GIVEN PROBLEM: Write out the whole listing again, exactly as given.

RECORDS TO USE:
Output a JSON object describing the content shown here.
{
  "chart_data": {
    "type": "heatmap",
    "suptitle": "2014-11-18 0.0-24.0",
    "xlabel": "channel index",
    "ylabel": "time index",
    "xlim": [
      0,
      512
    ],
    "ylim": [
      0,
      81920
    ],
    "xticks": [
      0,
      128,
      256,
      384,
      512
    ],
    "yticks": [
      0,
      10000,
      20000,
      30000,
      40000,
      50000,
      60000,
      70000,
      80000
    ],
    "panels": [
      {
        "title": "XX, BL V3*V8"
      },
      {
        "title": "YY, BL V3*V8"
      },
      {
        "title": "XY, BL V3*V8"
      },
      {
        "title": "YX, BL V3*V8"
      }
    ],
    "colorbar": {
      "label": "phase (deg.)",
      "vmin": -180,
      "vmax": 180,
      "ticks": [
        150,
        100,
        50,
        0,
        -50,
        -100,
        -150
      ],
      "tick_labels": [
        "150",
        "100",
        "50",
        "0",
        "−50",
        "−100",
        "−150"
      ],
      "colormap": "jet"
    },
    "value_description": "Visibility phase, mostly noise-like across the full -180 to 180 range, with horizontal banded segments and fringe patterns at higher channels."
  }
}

RESPONSE:
Output a JSON object describing the content shown here.
{
  "chart_data": {
    "type": "heatmap",
    "suptitle": "2014-11-18 0.0-24.0",
    "xlabel": "channel index",
    "ylabel": "time index",
    "xlim": [
      0,
      512
    ],
    "ylim": [
      0,
      81920
    ],
    "xticks": [
      0,
      128,
      256,
      384,
      512
    ],
    "yticks": [
      0,
      10000,
      20000,
      30000,
      40000,
      50000,
      60000,
      70000,
      80000
    ],
    "panels": [
      {
        "title": "XX, BL V3*V8"
      },
      {
        "title": "YY, BL V3*V8"
      },
      {
        "title": "XY, BL V3*V8"
      },
      {
        "title": "YX, BL V3*V8"
      }
    ],
    "colorbar": {
      "label": "phase (deg.)",
      "vmin": -180,
      "vmax": 180,
      "ticks": [
        150,
        100,
        50,
        0,
        -50,
        -100,
        -150
      ],
      "tick_labels": [
        "150",
        "100",
        "50",
        "0",
        "−50",
        "−100",
        "−150"
      ],
      "colormap": "jet"
    },
    "value_description": "Visibility phase, mostly noise-like across the full -180 to 180 range, with horizontal banded segments and fringe patterns at higher channels."
  }
}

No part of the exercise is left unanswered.